» EXERCISE BRIEF
Retype the tail of the data exactly, starting at the line containing "Convert this screenshot" and stopping at the last line.
-- START EXERCISE MATERIAL --
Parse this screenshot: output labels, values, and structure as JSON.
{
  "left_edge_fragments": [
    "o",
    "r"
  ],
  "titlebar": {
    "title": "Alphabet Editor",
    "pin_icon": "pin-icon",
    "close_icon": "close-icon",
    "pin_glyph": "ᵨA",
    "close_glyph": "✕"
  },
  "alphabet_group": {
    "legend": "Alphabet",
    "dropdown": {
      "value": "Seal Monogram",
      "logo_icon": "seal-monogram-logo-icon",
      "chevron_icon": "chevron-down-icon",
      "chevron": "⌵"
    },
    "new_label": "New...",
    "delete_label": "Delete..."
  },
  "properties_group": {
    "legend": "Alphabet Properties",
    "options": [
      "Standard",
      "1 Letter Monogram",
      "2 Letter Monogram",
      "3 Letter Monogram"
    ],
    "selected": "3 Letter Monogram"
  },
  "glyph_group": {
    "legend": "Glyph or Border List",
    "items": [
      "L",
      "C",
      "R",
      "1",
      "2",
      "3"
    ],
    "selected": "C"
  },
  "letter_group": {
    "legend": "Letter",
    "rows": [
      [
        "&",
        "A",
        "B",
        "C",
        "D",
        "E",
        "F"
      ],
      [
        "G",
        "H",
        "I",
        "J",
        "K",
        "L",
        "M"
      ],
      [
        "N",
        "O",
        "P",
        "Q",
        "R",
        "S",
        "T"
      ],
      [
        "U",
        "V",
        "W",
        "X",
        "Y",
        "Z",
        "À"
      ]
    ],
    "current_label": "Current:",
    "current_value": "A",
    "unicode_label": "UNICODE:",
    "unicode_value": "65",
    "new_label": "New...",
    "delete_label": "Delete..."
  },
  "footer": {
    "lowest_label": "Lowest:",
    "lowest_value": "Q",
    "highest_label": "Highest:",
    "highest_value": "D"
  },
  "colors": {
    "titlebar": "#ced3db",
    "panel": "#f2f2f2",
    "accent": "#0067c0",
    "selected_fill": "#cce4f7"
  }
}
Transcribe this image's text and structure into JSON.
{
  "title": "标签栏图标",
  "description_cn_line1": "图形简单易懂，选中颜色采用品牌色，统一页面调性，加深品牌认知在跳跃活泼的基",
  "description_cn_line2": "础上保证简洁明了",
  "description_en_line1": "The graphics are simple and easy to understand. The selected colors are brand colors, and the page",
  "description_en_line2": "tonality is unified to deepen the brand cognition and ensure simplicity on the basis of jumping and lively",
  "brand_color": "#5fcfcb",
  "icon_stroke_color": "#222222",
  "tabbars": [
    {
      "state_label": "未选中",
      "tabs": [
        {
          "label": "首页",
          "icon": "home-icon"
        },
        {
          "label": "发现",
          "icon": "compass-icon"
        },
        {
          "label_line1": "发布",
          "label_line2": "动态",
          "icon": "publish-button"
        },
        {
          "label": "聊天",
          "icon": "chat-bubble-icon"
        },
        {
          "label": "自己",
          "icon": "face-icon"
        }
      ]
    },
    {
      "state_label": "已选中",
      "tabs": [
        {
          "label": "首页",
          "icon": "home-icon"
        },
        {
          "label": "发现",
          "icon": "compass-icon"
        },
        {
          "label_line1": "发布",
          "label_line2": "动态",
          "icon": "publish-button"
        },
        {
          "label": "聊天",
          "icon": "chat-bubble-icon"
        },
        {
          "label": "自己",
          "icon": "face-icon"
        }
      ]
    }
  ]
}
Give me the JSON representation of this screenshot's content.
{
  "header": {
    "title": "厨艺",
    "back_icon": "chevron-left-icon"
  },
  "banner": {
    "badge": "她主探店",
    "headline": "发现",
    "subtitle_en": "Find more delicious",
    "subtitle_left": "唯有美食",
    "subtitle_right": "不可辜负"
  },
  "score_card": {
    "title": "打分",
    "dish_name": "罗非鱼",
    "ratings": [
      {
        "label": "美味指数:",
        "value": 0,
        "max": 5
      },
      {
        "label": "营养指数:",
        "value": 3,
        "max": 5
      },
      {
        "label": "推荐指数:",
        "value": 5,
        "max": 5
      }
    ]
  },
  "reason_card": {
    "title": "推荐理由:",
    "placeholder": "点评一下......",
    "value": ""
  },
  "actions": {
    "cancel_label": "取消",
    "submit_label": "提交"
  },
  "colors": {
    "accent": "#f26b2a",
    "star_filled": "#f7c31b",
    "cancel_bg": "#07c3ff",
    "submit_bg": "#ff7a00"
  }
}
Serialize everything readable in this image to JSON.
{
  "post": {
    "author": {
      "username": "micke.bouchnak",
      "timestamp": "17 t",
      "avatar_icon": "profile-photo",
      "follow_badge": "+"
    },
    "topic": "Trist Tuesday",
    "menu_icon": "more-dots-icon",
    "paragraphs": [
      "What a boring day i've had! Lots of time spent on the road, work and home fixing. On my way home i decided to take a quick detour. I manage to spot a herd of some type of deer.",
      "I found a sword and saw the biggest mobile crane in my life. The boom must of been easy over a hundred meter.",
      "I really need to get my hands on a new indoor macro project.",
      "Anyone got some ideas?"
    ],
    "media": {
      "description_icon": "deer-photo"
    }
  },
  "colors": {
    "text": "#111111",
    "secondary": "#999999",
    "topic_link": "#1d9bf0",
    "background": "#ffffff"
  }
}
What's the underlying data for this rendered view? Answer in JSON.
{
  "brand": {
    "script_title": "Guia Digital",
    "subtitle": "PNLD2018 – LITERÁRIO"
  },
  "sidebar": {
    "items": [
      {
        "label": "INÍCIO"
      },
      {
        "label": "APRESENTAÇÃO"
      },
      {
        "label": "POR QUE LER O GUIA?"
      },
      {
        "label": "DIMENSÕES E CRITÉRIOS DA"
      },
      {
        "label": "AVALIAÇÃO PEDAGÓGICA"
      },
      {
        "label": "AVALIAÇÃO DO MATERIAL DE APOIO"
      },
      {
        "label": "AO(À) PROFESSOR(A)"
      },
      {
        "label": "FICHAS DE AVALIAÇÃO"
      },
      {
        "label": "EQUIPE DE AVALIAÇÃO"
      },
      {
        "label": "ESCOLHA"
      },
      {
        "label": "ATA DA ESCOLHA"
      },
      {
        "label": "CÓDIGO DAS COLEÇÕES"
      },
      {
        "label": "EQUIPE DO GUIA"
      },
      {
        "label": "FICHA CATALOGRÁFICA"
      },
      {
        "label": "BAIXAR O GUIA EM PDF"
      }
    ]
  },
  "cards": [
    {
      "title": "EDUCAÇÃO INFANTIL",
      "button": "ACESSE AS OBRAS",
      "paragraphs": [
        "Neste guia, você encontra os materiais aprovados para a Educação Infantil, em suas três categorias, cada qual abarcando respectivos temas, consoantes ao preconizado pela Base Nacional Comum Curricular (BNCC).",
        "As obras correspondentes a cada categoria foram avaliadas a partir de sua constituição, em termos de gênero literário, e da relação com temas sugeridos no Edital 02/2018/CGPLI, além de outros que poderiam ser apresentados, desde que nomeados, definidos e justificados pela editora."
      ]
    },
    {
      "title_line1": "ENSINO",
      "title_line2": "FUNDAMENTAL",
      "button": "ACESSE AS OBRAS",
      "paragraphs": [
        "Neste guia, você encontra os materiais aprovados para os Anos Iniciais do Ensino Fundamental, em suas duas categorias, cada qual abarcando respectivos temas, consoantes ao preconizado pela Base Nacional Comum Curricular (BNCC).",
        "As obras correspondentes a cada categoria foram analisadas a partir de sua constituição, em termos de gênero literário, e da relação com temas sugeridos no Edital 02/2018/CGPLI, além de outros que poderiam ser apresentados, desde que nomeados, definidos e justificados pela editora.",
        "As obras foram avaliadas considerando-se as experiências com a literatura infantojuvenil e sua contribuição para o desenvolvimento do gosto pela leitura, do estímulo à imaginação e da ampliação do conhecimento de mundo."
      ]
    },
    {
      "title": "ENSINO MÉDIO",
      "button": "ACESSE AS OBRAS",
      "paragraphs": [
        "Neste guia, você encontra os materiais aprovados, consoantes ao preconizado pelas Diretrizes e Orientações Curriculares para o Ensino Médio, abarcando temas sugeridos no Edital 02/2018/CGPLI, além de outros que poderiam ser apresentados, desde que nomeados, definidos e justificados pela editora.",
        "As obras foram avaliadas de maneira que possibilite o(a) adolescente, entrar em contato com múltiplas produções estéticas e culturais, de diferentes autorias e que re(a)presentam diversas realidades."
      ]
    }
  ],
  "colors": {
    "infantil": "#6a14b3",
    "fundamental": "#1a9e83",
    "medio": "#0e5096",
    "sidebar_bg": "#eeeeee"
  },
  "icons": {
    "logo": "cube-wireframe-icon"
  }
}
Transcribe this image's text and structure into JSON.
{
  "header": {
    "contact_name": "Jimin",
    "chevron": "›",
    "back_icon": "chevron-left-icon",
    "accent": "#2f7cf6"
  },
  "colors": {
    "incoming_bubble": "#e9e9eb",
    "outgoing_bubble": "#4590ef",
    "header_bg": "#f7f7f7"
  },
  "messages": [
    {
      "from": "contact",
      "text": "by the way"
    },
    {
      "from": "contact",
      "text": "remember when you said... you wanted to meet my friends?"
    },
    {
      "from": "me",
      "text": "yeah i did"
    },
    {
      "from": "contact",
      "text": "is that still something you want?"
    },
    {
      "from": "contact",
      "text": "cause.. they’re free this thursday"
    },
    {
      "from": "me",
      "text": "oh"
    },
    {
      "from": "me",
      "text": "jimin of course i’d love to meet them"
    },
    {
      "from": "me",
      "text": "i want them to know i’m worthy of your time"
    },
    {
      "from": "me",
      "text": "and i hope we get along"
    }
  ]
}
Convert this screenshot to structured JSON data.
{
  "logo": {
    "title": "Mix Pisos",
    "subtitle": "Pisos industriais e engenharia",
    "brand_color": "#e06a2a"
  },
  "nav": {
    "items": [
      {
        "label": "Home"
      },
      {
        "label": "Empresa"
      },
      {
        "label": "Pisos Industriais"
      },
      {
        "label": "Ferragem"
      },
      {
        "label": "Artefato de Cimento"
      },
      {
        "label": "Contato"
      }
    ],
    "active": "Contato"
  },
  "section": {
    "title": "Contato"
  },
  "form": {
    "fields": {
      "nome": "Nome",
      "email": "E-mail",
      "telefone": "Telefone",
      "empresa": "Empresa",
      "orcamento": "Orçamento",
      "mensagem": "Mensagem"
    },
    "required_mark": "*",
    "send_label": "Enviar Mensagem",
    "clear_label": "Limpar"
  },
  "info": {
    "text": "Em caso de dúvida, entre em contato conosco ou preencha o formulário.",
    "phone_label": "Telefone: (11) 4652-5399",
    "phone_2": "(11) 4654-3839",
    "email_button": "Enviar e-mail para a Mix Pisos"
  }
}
-- END EXERCISE MATERIAL --
» WRITTEN SOLUTION
Convert this screenshot to structured JSON data.
{
  "logo": {
    "title": "Mix Pisos",
    "subtitle": "Pisos industriais e engenharia",
    "brand_color": "#e06a2a"
  },
  "nav": {
    "items": [
      {
        "label": "Home"
      },
      {
        "label": "Empresa"
      },
      {
        "label": "Pisos Industriais"
      },
      {
        "label": "Ferragem"
      },
      {
        "label": "Artefato de Cimento"
      },
      {
        "label": "Contato"
      }
    ],
    "active": "Contato"
  },
  "section": {
    "title": "Contato"
  },
  "form": {
    "fields": {
      "nome": "Nome",
      "email": "E-mail",
      "telefone": "Telefone",
      "empresa": "Empresa",
      "orcamento": "Orçamento",
      "mensagem": "Mensagem"
    },
    "required_mark": "*",
    "send_label": "Enviar Mensagem",
    "clear_label": "Limpar"
  },
  "info": {
    "text": "Em caso de dúvida, entre em contato conosco ou preencha o formulário.",
    "phone_label": "Telefone: (11) 4652-5399",
    "phone_2": "(11) 4654-3839",
    "email_button": "Enviar e-mail para a Mix Pisos"
  }
}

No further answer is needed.